Find each line containing the string "Manager". Copy it.

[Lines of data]

========================================================================

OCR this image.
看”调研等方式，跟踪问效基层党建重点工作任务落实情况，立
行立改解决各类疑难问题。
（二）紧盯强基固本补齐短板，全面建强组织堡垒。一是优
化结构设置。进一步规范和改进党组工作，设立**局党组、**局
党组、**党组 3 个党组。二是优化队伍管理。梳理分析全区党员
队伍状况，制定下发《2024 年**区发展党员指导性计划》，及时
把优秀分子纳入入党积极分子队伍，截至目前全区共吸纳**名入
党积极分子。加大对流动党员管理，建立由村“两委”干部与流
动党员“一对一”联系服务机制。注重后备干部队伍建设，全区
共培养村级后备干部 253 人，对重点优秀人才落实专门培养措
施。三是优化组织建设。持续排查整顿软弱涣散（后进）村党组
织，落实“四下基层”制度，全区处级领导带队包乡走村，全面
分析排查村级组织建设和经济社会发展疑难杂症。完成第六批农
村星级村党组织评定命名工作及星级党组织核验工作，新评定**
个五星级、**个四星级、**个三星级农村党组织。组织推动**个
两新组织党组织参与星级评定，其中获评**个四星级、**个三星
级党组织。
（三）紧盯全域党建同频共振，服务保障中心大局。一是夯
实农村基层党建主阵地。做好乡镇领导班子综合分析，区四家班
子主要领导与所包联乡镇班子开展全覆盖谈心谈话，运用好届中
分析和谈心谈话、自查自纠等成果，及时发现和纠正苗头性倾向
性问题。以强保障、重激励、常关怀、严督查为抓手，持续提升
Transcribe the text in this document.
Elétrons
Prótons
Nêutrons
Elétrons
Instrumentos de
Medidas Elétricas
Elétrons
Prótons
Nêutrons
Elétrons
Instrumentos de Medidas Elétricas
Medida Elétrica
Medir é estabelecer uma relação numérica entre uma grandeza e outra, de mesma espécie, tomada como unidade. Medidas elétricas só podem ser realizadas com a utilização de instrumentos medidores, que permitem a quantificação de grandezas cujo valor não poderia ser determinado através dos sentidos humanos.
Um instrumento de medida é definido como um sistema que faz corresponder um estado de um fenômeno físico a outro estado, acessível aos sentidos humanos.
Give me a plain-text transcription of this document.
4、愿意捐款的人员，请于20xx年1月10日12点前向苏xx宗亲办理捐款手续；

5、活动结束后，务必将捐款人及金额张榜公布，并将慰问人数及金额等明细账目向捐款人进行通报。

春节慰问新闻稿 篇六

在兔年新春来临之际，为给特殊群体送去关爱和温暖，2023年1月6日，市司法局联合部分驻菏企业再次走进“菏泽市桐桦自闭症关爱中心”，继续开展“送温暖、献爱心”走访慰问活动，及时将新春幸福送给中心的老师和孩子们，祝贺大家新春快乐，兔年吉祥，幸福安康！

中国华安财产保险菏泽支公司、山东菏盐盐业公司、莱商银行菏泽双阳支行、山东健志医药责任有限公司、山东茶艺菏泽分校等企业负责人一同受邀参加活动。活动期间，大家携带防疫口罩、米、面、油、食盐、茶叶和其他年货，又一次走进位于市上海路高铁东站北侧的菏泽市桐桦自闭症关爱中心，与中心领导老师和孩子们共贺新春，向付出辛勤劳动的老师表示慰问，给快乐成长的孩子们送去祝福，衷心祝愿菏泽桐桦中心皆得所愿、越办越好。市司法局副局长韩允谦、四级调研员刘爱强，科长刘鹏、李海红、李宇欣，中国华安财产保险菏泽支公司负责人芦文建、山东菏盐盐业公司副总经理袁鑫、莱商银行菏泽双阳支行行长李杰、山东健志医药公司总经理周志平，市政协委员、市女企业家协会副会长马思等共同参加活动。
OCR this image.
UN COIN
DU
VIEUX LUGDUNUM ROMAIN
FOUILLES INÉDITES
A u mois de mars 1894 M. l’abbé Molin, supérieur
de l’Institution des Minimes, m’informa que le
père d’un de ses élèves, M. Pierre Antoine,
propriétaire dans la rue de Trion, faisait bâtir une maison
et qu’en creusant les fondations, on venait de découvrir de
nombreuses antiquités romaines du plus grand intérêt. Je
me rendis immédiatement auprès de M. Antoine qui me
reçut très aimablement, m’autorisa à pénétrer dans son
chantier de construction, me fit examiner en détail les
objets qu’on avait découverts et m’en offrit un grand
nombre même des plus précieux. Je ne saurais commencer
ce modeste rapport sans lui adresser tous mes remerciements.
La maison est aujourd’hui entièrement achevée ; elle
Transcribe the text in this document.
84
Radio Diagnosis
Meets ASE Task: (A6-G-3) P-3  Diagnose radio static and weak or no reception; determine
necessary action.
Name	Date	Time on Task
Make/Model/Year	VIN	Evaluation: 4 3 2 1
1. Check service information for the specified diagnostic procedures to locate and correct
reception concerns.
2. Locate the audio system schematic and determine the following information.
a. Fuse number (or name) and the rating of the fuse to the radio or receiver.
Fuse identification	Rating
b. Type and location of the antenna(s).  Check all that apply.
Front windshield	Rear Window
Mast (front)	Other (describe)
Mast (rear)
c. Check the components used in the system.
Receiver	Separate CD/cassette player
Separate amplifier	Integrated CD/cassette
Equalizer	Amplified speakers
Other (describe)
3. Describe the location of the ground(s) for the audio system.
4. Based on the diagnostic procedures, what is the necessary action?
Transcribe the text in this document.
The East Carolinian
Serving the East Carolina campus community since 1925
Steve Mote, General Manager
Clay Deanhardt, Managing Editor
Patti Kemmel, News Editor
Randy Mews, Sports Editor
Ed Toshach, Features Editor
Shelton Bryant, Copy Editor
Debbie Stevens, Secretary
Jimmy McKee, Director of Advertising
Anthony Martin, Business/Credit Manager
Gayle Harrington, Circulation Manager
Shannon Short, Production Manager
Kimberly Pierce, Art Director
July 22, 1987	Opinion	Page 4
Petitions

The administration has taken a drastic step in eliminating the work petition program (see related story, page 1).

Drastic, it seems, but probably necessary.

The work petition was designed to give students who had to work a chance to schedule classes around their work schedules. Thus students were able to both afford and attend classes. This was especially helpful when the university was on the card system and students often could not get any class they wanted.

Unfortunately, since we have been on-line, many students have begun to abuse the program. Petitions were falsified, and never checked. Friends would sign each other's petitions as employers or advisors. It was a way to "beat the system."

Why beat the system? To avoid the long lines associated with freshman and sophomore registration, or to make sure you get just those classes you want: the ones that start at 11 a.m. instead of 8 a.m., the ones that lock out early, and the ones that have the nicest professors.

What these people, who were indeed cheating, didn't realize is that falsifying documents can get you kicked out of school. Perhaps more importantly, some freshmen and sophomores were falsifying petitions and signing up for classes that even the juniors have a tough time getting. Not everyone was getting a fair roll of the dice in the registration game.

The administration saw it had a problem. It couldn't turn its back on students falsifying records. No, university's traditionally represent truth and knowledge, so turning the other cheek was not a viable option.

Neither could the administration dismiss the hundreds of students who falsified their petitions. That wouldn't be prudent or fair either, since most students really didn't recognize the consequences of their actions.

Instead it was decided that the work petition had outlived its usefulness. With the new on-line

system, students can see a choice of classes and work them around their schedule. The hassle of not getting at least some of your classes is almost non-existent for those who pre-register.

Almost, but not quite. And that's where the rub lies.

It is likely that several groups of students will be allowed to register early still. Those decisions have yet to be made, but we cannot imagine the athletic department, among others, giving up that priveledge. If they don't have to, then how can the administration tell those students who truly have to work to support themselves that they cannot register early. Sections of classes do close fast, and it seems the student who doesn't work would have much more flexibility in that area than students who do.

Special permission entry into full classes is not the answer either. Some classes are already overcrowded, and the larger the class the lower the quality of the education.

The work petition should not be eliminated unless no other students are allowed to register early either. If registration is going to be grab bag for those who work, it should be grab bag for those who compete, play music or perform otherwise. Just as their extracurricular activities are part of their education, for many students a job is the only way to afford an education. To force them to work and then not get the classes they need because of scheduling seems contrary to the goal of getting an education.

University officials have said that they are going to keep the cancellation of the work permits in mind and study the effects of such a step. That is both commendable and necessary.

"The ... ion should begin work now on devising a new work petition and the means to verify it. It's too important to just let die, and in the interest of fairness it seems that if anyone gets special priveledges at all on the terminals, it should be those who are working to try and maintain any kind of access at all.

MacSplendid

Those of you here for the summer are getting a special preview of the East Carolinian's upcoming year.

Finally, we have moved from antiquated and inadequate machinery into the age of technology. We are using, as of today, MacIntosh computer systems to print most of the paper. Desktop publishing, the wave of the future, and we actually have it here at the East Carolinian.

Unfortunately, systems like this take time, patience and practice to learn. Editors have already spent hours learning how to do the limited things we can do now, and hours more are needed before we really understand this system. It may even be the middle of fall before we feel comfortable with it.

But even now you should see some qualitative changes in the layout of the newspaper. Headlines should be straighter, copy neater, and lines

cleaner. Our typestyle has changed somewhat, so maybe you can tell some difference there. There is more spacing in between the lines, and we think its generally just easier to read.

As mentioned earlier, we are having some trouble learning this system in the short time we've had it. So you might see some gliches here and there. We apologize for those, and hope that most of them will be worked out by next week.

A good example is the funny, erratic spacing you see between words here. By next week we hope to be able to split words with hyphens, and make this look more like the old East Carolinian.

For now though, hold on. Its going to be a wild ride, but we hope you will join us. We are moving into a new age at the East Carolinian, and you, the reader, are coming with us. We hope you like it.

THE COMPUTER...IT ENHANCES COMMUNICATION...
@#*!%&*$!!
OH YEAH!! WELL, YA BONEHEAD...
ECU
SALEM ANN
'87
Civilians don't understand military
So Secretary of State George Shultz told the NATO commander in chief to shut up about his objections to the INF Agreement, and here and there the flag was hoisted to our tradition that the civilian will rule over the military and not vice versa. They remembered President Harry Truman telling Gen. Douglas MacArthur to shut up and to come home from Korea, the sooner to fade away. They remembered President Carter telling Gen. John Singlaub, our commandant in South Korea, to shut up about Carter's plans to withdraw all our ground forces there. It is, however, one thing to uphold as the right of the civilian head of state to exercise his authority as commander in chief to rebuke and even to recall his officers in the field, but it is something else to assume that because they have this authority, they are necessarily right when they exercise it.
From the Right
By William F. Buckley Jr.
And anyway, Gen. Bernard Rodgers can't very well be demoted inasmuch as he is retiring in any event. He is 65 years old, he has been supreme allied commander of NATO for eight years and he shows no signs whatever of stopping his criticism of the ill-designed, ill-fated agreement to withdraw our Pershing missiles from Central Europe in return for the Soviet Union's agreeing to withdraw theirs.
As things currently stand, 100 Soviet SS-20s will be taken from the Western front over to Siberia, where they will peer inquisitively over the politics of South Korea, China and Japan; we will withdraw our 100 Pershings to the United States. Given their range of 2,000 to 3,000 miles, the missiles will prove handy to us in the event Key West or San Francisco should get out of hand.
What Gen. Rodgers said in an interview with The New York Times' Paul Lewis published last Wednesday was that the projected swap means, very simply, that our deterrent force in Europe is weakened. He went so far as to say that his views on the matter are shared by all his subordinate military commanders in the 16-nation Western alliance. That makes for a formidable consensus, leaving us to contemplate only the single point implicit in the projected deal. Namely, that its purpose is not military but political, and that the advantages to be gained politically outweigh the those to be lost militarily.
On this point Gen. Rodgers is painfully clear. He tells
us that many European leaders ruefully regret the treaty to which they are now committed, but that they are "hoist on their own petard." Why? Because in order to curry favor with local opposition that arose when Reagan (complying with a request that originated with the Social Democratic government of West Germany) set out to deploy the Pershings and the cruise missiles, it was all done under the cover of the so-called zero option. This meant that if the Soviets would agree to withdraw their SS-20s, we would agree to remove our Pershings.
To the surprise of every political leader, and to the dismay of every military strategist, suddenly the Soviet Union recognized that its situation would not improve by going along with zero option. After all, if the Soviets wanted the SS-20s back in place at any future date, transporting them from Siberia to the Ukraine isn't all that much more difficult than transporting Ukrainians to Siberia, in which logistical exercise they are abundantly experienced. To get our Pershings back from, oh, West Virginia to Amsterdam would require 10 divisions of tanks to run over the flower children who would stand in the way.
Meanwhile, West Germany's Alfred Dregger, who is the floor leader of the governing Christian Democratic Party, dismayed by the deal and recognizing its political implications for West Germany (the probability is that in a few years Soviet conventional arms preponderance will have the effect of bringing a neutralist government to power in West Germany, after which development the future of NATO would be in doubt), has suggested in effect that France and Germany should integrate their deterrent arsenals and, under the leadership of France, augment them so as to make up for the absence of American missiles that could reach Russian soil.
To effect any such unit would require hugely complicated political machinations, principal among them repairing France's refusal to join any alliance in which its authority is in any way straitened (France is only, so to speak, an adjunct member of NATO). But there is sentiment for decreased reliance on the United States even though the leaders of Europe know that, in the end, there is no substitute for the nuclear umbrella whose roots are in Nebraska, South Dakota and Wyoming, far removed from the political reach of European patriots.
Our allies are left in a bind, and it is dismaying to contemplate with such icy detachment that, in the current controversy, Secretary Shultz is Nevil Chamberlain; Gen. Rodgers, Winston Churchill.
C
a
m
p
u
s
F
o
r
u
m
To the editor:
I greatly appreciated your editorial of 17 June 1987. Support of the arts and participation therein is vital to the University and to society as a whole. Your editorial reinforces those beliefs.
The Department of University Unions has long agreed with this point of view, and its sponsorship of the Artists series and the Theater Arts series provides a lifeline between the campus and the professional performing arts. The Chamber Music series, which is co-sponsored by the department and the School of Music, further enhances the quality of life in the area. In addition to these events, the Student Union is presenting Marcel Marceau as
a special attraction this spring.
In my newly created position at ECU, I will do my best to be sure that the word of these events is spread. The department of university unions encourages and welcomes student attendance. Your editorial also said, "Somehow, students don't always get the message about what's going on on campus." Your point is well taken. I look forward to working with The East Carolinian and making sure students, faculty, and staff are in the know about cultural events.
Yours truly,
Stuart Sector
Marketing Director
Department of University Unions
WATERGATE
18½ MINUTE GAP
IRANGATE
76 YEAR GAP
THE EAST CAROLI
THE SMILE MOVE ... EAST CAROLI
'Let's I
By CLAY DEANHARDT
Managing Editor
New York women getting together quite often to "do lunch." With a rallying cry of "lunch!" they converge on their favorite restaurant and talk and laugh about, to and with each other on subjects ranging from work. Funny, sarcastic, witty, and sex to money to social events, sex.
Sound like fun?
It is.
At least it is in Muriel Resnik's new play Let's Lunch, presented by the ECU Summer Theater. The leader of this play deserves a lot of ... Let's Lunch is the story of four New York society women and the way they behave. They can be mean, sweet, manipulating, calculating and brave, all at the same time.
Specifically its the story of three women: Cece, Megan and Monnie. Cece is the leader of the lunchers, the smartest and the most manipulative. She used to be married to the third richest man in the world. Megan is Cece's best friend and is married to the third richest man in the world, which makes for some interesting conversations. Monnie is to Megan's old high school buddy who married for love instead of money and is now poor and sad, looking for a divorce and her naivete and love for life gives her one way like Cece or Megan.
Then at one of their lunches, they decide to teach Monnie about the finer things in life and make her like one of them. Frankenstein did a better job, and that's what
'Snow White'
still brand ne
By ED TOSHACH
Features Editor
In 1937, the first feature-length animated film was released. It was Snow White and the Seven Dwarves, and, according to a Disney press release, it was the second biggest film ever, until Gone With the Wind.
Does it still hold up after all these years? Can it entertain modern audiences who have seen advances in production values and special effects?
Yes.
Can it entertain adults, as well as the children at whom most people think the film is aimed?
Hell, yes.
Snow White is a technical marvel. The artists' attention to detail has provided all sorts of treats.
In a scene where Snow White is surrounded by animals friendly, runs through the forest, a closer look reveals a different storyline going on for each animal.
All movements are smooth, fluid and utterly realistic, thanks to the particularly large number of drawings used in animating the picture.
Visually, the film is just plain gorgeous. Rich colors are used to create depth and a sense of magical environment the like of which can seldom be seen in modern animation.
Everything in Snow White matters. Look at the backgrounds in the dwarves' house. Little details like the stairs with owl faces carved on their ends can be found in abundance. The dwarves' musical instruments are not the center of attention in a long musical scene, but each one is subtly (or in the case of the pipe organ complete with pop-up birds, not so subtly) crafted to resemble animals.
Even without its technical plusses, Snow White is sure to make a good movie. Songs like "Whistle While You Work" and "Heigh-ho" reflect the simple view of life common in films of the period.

========================================================================

## FINISHED TASK
Steve Mote, General Manager
Anthony Martin, Business/Credit Manager
Gayle Harrington, Circulation Manager
Shannon Short, Production Manager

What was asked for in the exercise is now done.